• **Instruction**:
Print the entries that appear below, exactly as written and without their pictures.

• **Records supplied**:
#####

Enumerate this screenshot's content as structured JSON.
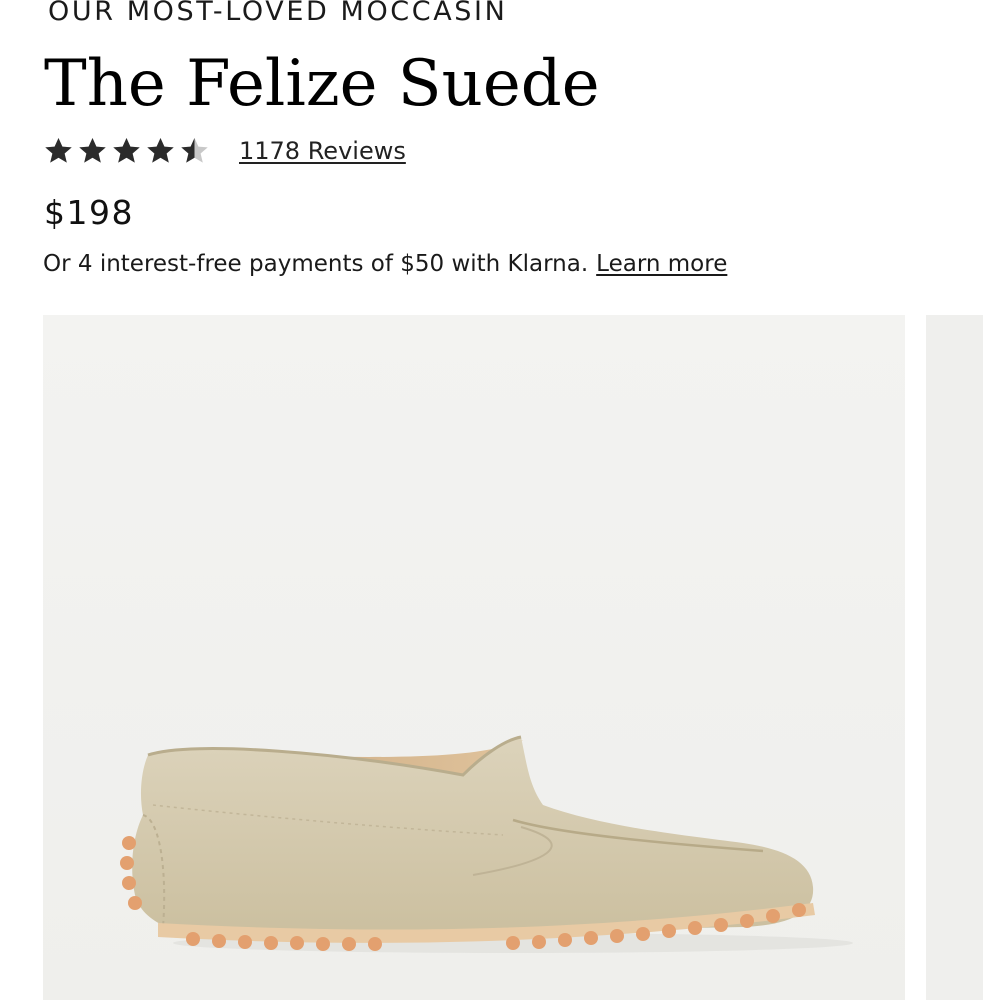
{
  "product": {
    "eyebrow": "OUR MOST-LOVED MOCCASIN",
    "title": "The Felize Suede",
    "rating": {
      "stars": 4.5,
      "max_stars": 5,
      "reviews_label": "1178 Reviews"
    },
    "price": "$198",
    "klarna": {
      "text": "Or 4 interest-free payments of $50 with Klarna.",
      "link_label": "Learn more"
    }
  },
  "gallery": {
    "current_image_icon": "suede-moccasin-photo",
    "background": "#f2f2f0",
    "next_image_peek": true
  },
  "colors": {
    "star": "#2b2b2b",
    "star_empty": "#c8c8c8",
    "suede": "#d4c9ad",
    "sole": "#e2a477"
  }
}
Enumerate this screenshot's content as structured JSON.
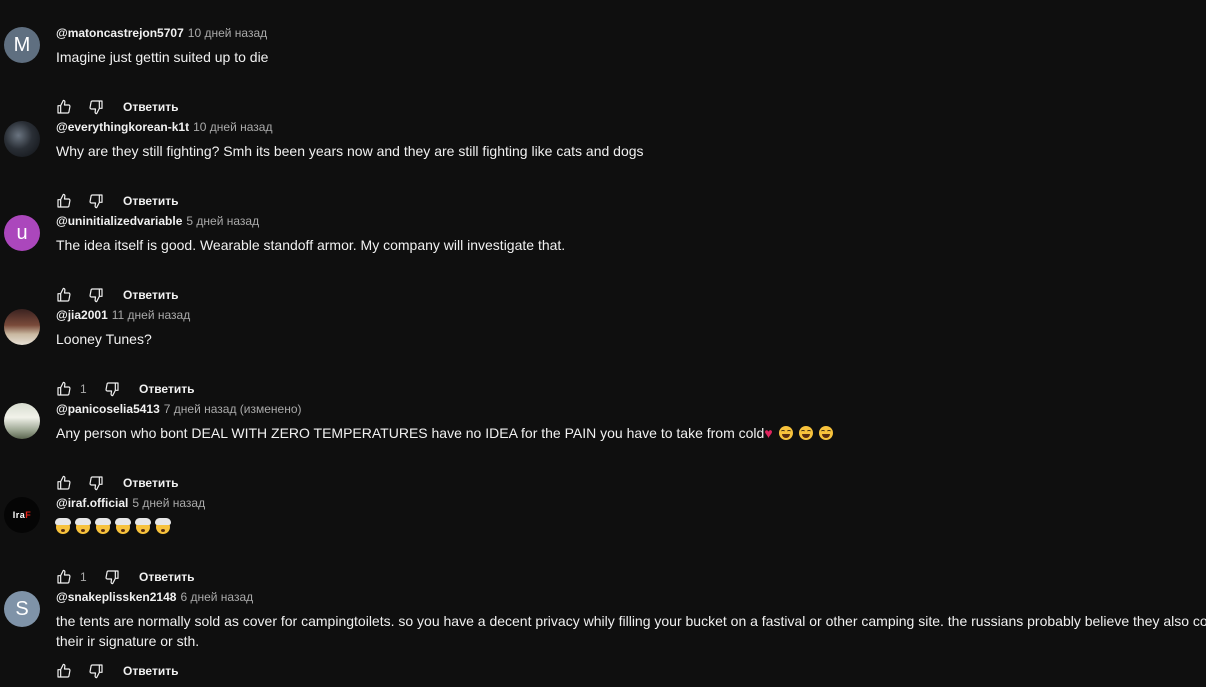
{
  "comments": [
    {
      "avatar_letter": "M",
      "avatar_color": "#5f6f80",
      "avatar_style": "letter",
      "author": "@matoncastrejon5707",
      "time": "10 дней назад",
      "lines": [
        "Imagine just gettin suited up to die"
      ],
      "like_count": "",
      "reply_label": "Ответить"
    },
    {
      "avatar_letter": "",
      "avatar_color": "#1e2228",
      "avatar_style": "photo-dark",
      "author": "@everythingkorean-k1t",
      "time": "10 дней назад",
      "lines": [
        "Why are they still fighting? Smh its been years now and they are still fighting like cats and dogs"
      ],
      "like_count": "",
      "reply_label": "Ответить"
    },
    {
      "avatar_letter": "u",
      "avatar_color": "#ab47bc",
      "avatar_style": "letter",
      "author": "@uninitializedvariable",
      "time": "5 дней назад",
      "lines": [
        "The idea itself is good. Wearable standoff armor. My company will investigate that."
      ],
      "like_count": "",
      "reply_label": "Ответить"
    },
    {
      "avatar_letter": "",
      "avatar_color": "#7a4a3a",
      "avatar_style": "photo-warm",
      "author": "@jia2001",
      "time": "11 дней назад",
      "lines": [
        "Looney Tunes?"
      ],
      "like_count": "1",
      "reply_label": "Ответить"
    },
    {
      "avatar_letter": "",
      "avatar_color": "#d7dccf",
      "avatar_style": "photo-light",
      "author": "@panicoselia5413",
      "time": "7 дней назад (изменено)",
      "lines": [
        "Any person who bont DEAL WITH ZERO TEMPERATURES have no IDEA for the PAIN you have to take from cold"
      ],
      "trailing_emoji": [
        "heart",
        "joy",
        "joy",
        "joy"
      ],
      "like_count": "",
      "reply_label": "Ответить"
    },
    {
      "avatar_letter": "Ira",
      "avatar_letter_accent": "F",
      "avatar_color": "#050505",
      "avatar_style": "logo",
      "author": "@iraf.official",
      "time": "5 дней назад",
      "lines": [
        ""
      ],
      "trailing_emoji": [
        "blown",
        "blown",
        "blown",
        "blown",
        "blown",
        "blown"
      ],
      "like_count": "1",
      "reply_label": "Ответить"
    },
    {
      "avatar_letter": "S",
      "avatar_color": "#7f93a8",
      "avatar_style": "letter",
      "author": "@snakeplissken2148",
      "time": "6 дней назад",
      "lines": [
        "the tents are normally sold as cover for campingtoilets. so you have a decent privacy whily filling your bucket on a fastival or other camping site. the russians probably believe they also co",
        "their ir signature or sth."
      ],
      "like_count": "",
      "reply_label": "Ответить"
    }
  ],
  "icons": {
    "like": "thumb-up-icon",
    "dislike": "thumb-down-icon"
  }
}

#####

• **Solution**:
Enumerate this screenshot's content as structured JSON.
{
  "product": {
    "eyebrow": "OUR MOST-LOVED MOCCASIN",
    "title": "The Felize Suede",
    "rating": {
      "stars": 4.5,
      "max_stars": 5,
      "reviews_label": "1178 Reviews"
    },
    "price": "$198",
    "klarna": {
      "text": "Or 4 interest-free payments of $50 with Klarna.",
      "link_label": "Learn more"
    }
  },
  "gallery": {
    "current_image_icon": "suede-moccasin-photo",
    "background": "#f2f2f0",
    "next_image_peek": true
  },
  "colors": {
    "star": "#2b2b2b",
    "star_empty": "#c8c8c8",
    "suede": "#d4c9ad",
    "sole": "#e2a477"
  }
}
Enumerate this screenshot's content as structured JSON.
{
  "comments": [
    {
      "avatar_letter": "M",
      "avatar_color": "#5f6f80",
      "avatar_style": "letter",
      "author": "@matoncastrejon5707",
      "time": "10 дней назад",
      "lines": [
        "Imagine just gettin suited up to die"
      ],
      "like_count": "",
      "reply_label": "Ответить"
    },
    {
      "avatar_letter": "",
      "avatar_color": "#1e2228",
      "avatar_style": "photo-dark",
      "author": "@everythingkorean-k1t",
      "time": "10 дней назад",
      "lines": [
        "Why are they still fighting? Smh its been years now and they are still fighting like cats and dogs"
      ],
      "like_count": "",
      "reply_label": "Ответить"
    },
    {
      "avatar_letter": "u",
      "avatar_color": "#ab47bc",
      "avatar_style": "letter",
      "author": "@uninitializedvariable",
      "time": "5 дней назад",
      "lines": [
        "The idea itself is good. Wearable standoff armor. My company will investigate that."
      ],
      "like_count": "",
      "reply_label": "Ответить"
    },
    {
      "avatar_letter": "",
      "avatar_color": "#7a4a3a",
      "avatar_style": "photo-warm",
      "author": "@jia2001",
      "time": "11 дней назад",
      "lines": [
        "Looney Tunes?"
      ],
      "like_count": "1",
      "reply_label": "Ответить"
    },
    {
      "avatar_letter": "",
      "avatar_color": "#d7dccf",
      "avatar_style": "photo-light",
      "author": "@panicoselia5413",
      "time": "7 дней назад (изменено)",
      "lines": [
        "Any person who bont DEAL WITH ZERO TEMPERATURES have no IDEA for the PAIN you have to take from cold"
      ],
      "trailing_emoji": [
        "heart",
        "joy",
        "joy",
        "joy"
      ],
      "like_count": "",
      "reply_label": "Ответить"
    },
    {
      "avatar_letter": "Ira",
      "avatar_letter_accent": "F",
      "avatar_color": "#050505",
      "avatar_style": "logo",
      "author": "@iraf.official",
      "time": "5 дней назад",
      "lines": [
        ""
      ],
      "trailing_emoji": [
        "blown",
        "blown",
        "blown",
        "blown",
        "blown",
        "blown"
      ],
      "like_count": "1",
      "reply_label": "Ответить"
    },
    {
      "avatar_letter": "S",
      "avatar_color": "#7f93a8",
      "avatar_style": "letter",
      "author": "@snakeplissken2148",
      "time": "6 дней назад",
      "lines": [
        "the tents are normally sold as cover for campingtoilets. so you have a decent privacy whily filling your bucket on a fastival or other camping site. the russians probably believe they also co",
        "their ir signature or sth."
      ],
      "like_count": "",
      "reply_label": "Ответить"
    }
  ],
  "icons": {
    "like": "thumb-up-icon",
    "dislike": "thumb-down-icon"
  }
}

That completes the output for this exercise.